Show every line in the entries below where the word "solution" appears.

─── DATA SHOWN

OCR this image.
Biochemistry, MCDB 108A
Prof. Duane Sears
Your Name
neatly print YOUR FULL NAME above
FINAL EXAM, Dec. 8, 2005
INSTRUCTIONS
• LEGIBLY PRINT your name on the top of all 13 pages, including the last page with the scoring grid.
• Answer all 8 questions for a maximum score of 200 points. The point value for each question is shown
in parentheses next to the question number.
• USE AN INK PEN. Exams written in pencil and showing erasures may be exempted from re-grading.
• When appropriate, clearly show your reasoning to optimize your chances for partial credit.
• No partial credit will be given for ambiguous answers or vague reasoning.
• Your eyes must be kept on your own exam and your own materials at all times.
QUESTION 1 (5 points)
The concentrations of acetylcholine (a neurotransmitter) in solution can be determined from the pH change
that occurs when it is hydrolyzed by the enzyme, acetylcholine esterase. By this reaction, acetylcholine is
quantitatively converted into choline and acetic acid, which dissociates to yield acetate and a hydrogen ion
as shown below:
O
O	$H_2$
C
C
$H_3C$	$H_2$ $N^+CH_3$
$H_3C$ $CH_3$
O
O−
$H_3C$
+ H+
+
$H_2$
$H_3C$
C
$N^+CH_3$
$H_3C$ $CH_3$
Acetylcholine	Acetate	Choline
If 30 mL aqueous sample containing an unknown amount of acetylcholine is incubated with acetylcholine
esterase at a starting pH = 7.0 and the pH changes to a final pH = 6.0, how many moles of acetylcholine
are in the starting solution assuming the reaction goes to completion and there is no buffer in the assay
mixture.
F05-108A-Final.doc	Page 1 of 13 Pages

──────

→ WRITTEN RESPONSE
The concentrations of acetylcholine (a neurotransmitter) in solution can be determined from the pH change
are in the starting solution assuming the reaction goes to completion and there is no buffer in the assay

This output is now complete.